→ **GIVEN INSTRUCTION**
Retype each record below word for word. Leave the pictures out.

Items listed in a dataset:
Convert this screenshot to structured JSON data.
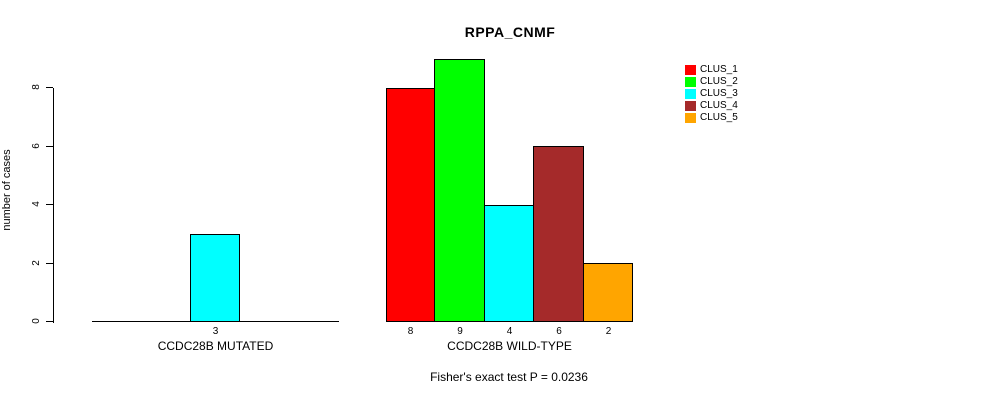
{
  "chart_data": {
    "type": "bar",
    "title": "RPPA_CNMF",
    "ylabel": "number of cases",
    "ylim": [
      0,
      9
    ],
    "yticks": [
      0,
      2,
      4,
      6,
      8
    ],
    "grid": false,
    "legend_position": "top-right",
    "series_names": [
      "CLUS_1",
      "CLUS_2",
      "CLUS_3",
      "CLUS_4",
      "CLUS_5"
    ],
    "series_colors": [
      "#FF0000",
      "#00FF00",
      "#00FFFF",
      "#A52A2A",
      "#FFA500"
    ],
    "groups": [
      {
        "label": "CCDC28B MUTATED",
        "values": [
          0,
          0,
          3,
          0,
          0
        ],
        "value_labels": [
          "",
          "",
          "3",
          "",
          ""
        ]
      },
      {
        "label": "CCDC28B WILD-TYPE",
        "values": [
          8,
          9,
          4,
          6,
          2
        ],
        "value_labels": [
          "8",
          "9",
          "4",
          "6",
          "2"
        ]
      }
    ],
    "annotation": "Fisher's exact test P = 0.0236"
  }
}
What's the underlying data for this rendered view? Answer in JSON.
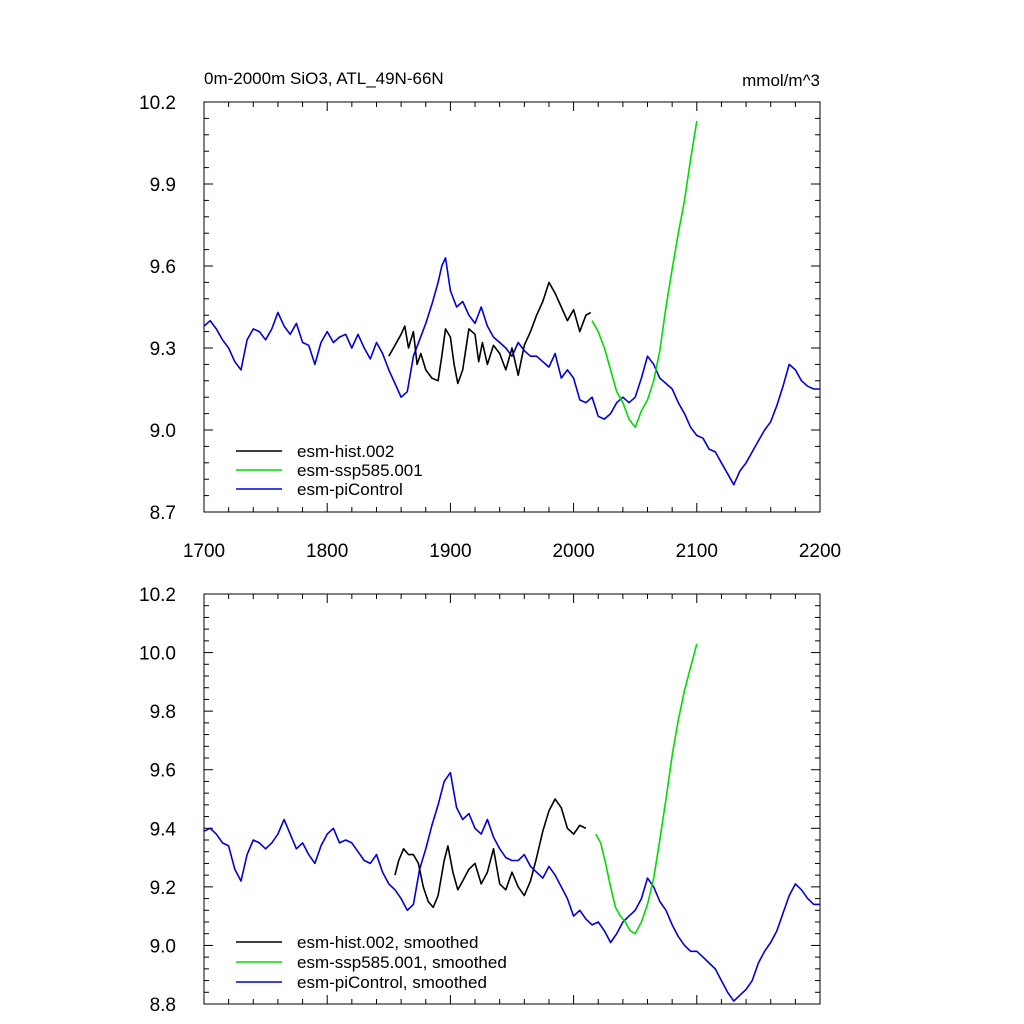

→ **REPLY TO THE EXERCISE**
Convert this screenshot to structured JSON data.
{
  "chart_data": {
    "type": "bar",
    "title": "RPPA_CNMF",
    "ylabel": "number of cases",
    "ylim": [
      0,
      9
    ],
    "yticks": [
      0,
      2,
      4,
      6,
      8
    ],
    "grid": false,
    "legend_position": "top-right",
    "series_names": [
      "CLUS_1",
      "CLUS_2",
      "CLUS_3",
      "CLUS_4",
      "CLUS_5"
    ],
    "series_colors": [
      "#FF0000",
      "#00FF00",
      "#00FFFF",
      "#A52A2A",
      "#FFA500"
    ],
    "groups": [
      {
        "label": "CCDC28B MUTATED",
        "values": [
          0,
          0,
          3,
          0,
          0
        ],
        "value_labels": [
          "",
          "",
          "3",
          "",
          ""
        ]
      },
      {
        "label": "CCDC28B WILD-TYPE",
        "values": [
          8,
          9,
          4,
          6,
          2
        ],
        "value_labels": [
          "8",
          "9",
          "4",
          "6",
          "2"
        ]
      }
    ],
    "annotation": "Fisher's exact test P = 0.0236"
  }
}
What's the underlying data for this rendered view? Answer in JSON.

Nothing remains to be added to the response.